Task inputs start
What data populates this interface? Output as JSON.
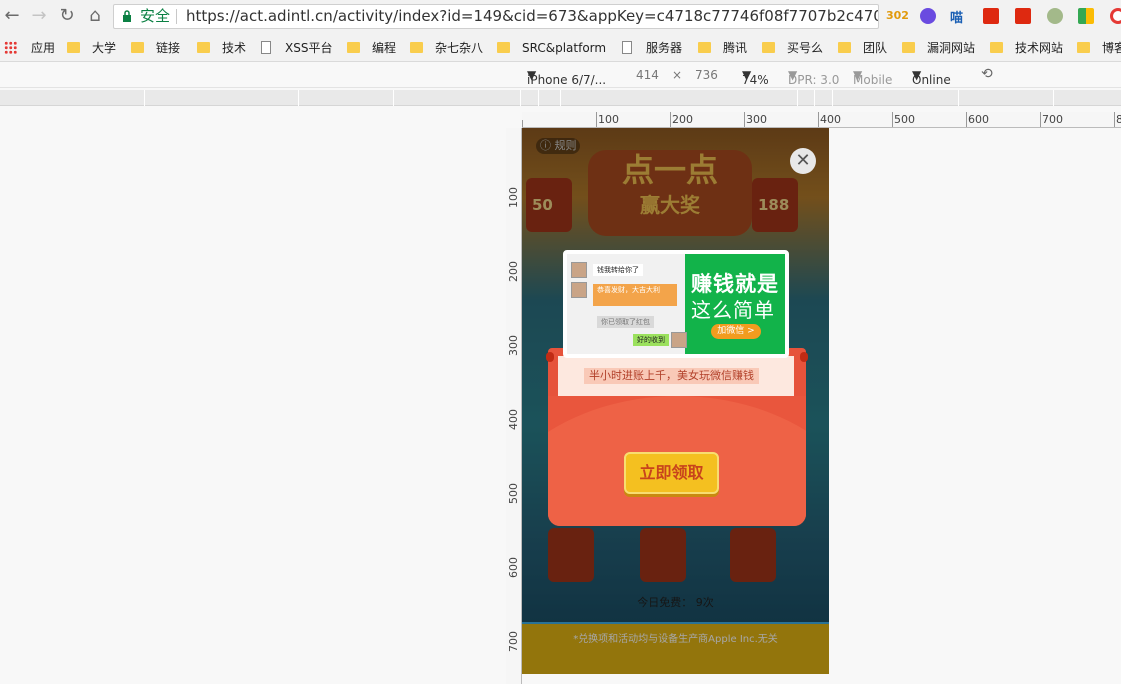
{
  "browser": {
    "secure_label": "安全",
    "url": "https://act.adintl.cn/activity/index?id=149&cid=673&appKey=c4718c77746f08f7707b2c4703017548...",
    "ext_badge": "302",
    "ext_label_2": "喵"
  },
  "bookmarks": {
    "items": [
      "应用",
      "大学",
      "链接",
      "技术",
      "XSS平台",
      "编程",
      "杂七杂八",
      "SRC&platform",
      "服务器",
      "腾讯",
      "买号么",
      "团队",
      "漏洞网站",
      "技术网站",
      "博客"
    ]
  },
  "device_toolbar": {
    "device": "iPhone 6/7/...",
    "width": "414",
    "times": "×",
    "height": "736",
    "zoom": "74%",
    "dpr": "DPR: 3.0",
    "mode": "Mobile",
    "network": "Online"
  },
  "ruler": {
    "h_labels": [
      "100",
      "200",
      "300",
      "400",
      "500",
      "600",
      "700",
      "8"
    ],
    "v_labels": [
      "100",
      "200",
      "300",
      "400",
      "500",
      "600",
      "700"
    ]
  },
  "game": {
    "rules_label": "规则",
    "title_line1": "点一点",
    "title_line2": "赢大奖",
    "can_left_num": "50",
    "can_right_num": "188",
    "close_glyph": "✕",
    "free_today": "今日免费： 9次",
    "footer_note": "*兑换项和活动均与设备生产商Apple Inc.无关"
  },
  "popup": {
    "chat_bubble_1": "钱我转给你了",
    "chat_bubble_2": "恭喜发财，大吉大利",
    "chat_bubble_3": "你已领取了红包",
    "chat_bubble_4": "好的收到",
    "banner_title": "赚钱就是",
    "banner_sub": "这么简单",
    "wechat_button": "加微信 >",
    "slogan": "半小时进账上千，美女玩微信赚钱",
    "claim_button": "立即领取"
  },
  "colors": {
    "banner_green": "#12b34a",
    "envelope_red": "#e6533b",
    "claim_gold": "#f4c020",
    "footer_gold": "#e2b413"
  }
}
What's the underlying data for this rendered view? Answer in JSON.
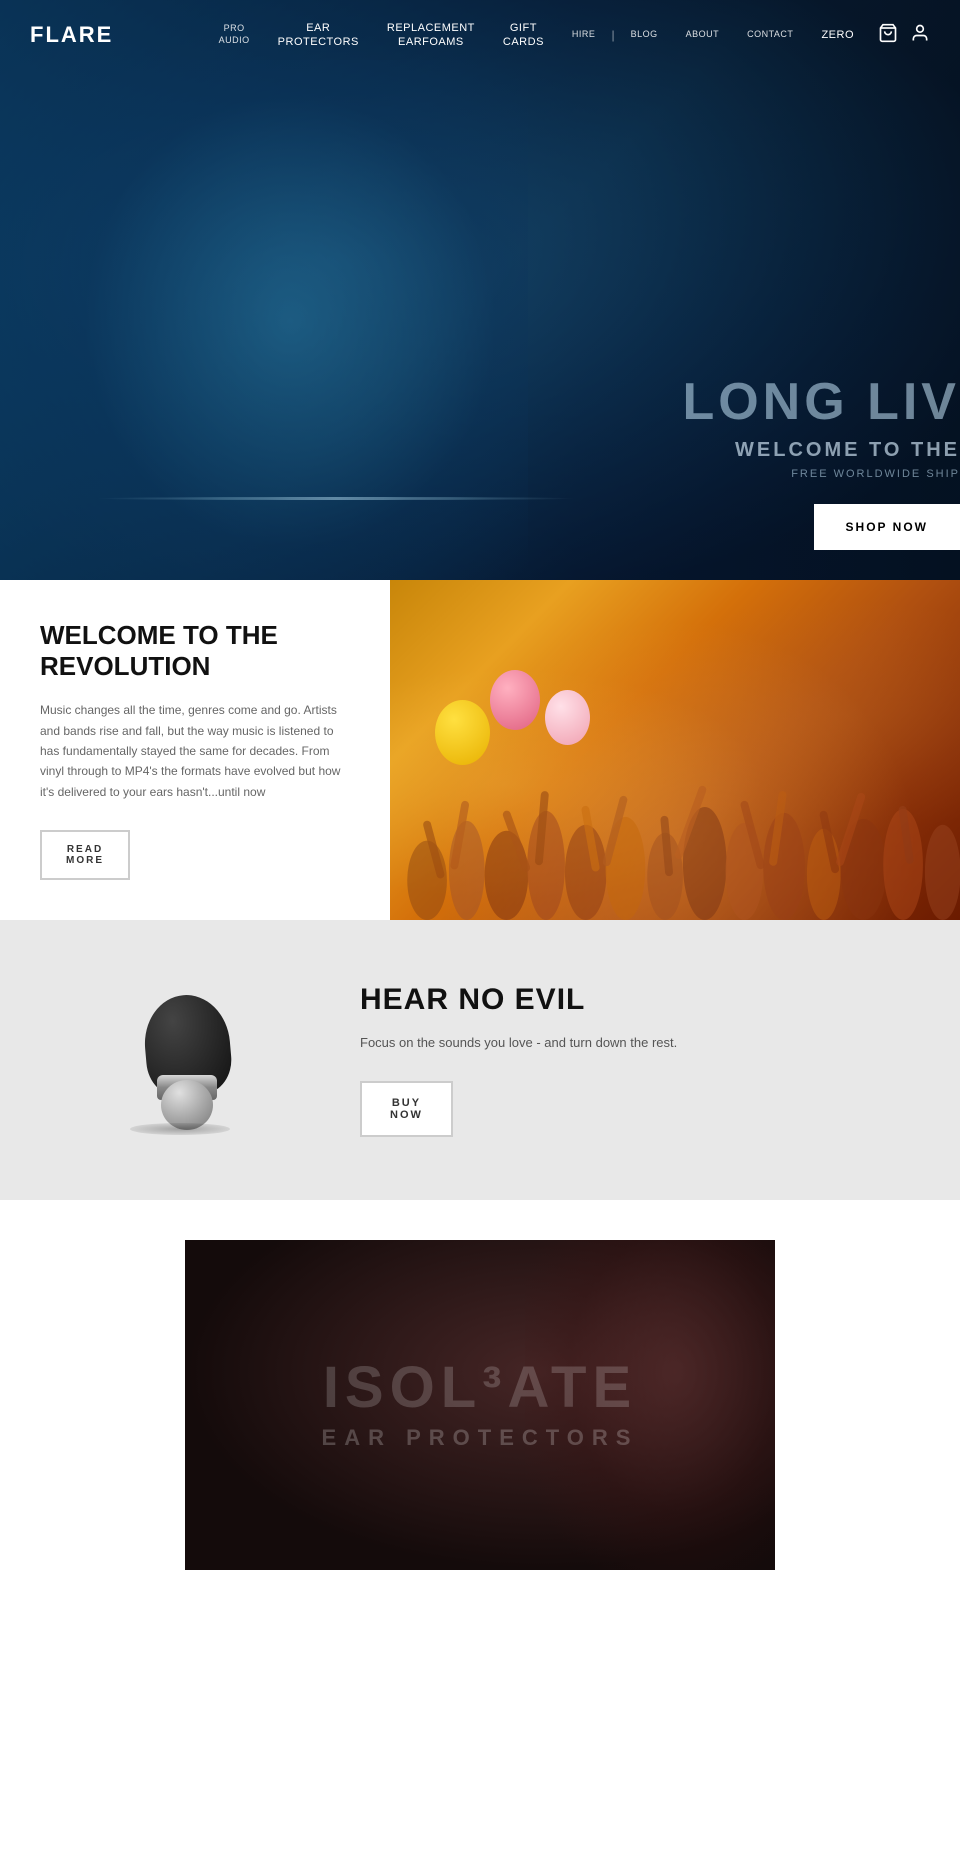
{
  "brand": {
    "logo": "FLARE"
  },
  "nav": {
    "items": [
      {
        "id": "pro-audio",
        "label": "Pro Audio",
        "small": true
      },
      {
        "id": "ear-protectors",
        "label": "Ear\nProtectors",
        "small": false
      },
      {
        "id": "replacement-earfoams",
        "label": "Replacement\nEarfoams",
        "small": false
      },
      {
        "id": "gift-cards",
        "label": "Gift\nCards",
        "small": false
      },
      {
        "id": "hire",
        "label": "Hire",
        "small": true
      },
      {
        "id": "blog",
        "label": "Blog",
        "small": true
      },
      {
        "id": "about",
        "label": "About",
        "small": true
      },
      {
        "id": "contact",
        "label": "Contact",
        "small": true
      },
      {
        "id": "zero",
        "label": "Zero",
        "small": false
      }
    ],
    "cart_icon": "🛒",
    "user_icon": "👤"
  },
  "hero": {
    "headline": "LONG LIV",
    "subheadline": "WELCOME TO THE",
    "shipping": "FREE WORLDWIDE SHIP",
    "cta_label": "SHOP NOW"
  },
  "revolution": {
    "title": "WELCOME TO THE\nREVOLUTION",
    "body": "Music changes all the time, genres come and go. Artists and bands rise and fall, but the way music is listened to has fundamentally stayed the same for decades. From vinyl through to MP4's the formats have evolved but how it's delivered to your ears hasn't...until now",
    "cta_label": "READ\nMORE"
  },
  "hear_no_evil": {
    "title": "HEAR NO EVIL",
    "body": "Focus on the sounds you love - and turn down the rest.",
    "cta_label": "BUY\nNOW"
  },
  "isolate": {
    "title": "ISOL³ATE",
    "subtitle": "EAR PROTECTORS"
  }
}
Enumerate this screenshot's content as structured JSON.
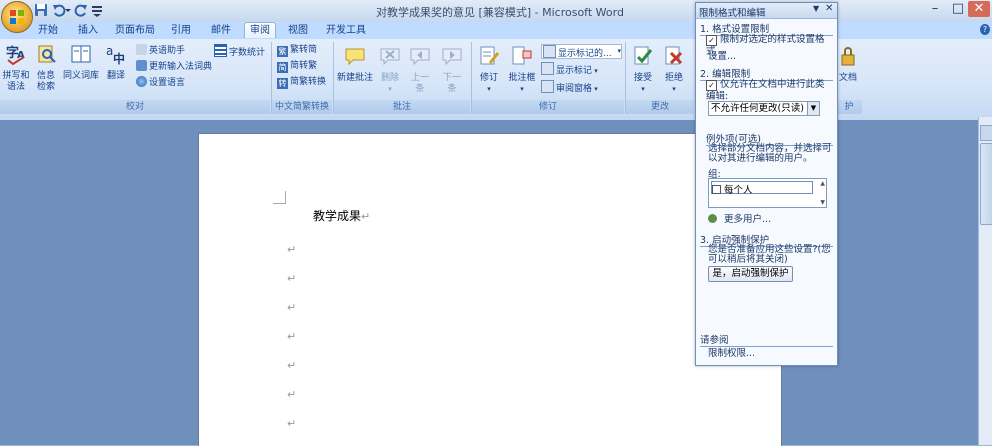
{
  "window": {
    "title": "对教学成果奖的意见 [兼容模式] - Microsoft Word",
    "controls": {
      "minimize": "–",
      "restore": "□",
      "close": "✕"
    },
    "help": "?"
  },
  "tabs": [
    "开始",
    "插入",
    "页面布局",
    "引用",
    "邮件",
    "审阅",
    "视图",
    "开发工具"
  ],
  "active_tab": "审阅",
  "ribbon": {
    "proofing": {
      "label": "校对",
      "spell": "拼写和\n语法",
      "research": "信息\n检索",
      "thesaurus": "同义词库",
      "translate": "翻译",
      "translate_tip": "英语助手",
      "update_ime": "更新输入法词典",
      "set_language": "设置语言",
      "word_count": "字数统计"
    },
    "chinese": {
      "label": "中文简繁转换",
      "to_simplified": "繁转简",
      "to_traditional": "简转繁",
      "convert": "简繁转换"
    },
    "comments": {
      "label": "批注",
      "new": "新建批注",
      "delete": "删除",
      "prev": "上一\n条",
      "next": "下一\n条"
    },
    "tracking": {
      "label": "修订",
      "track": "修订",
      "balloons": "批注框",
      "display_markup": "显示标记的...",
      "show_markup": "显示标记",
      "review_pane": "审阅窗格"
    },
    "changes": {
      "label": "更改",
      "accept": "接受",
      "reject": "拒绝"
    },
    "protect": {
      "label": "护",
      "protect_doc": "文档"
    }
  },
  "document": {
    "heading": "教学成果",
    "para_mark": "↵"
  },
  "pane": {
    "title": "限制格式和编辑",
    "section1": "1. 格式设置限制",
    "section1_check": "限制对选定的样式设置格式",
    "section1_link": "设置...",
    "section2": "2. 编辑限制",
    "section2_check": "仅允许在文档中进行此类编辑:",
    "edit_type": "不允许任何更改(只读)",
    "exceptions_title": "例外项(可选)",
    "exceptions_desc": "选择部分文档内容，并选择可以对其进行编辑的用户。",
    "groups_label": "组:",
    "group_item": "每个人",
    "more_users": "更多用户...",
    "section3": "3. 启动强制保护",
    "section3_desc": "您是否准备应用这些设置?(您可以稍后将其关闭)",
    "start_button": "是，启动强制保护",
    "see_also": "请参阅",
    "permissions_link": "限制权限..."
  }
}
Task inputs end
Copy out each line of the data containing the string "this".

** Full answer **
What data populates this interface? Output as JSON.
What's the underlying data for this rendered view? Answer in JSON.
Enumerate this screenshot's content as structured JSON.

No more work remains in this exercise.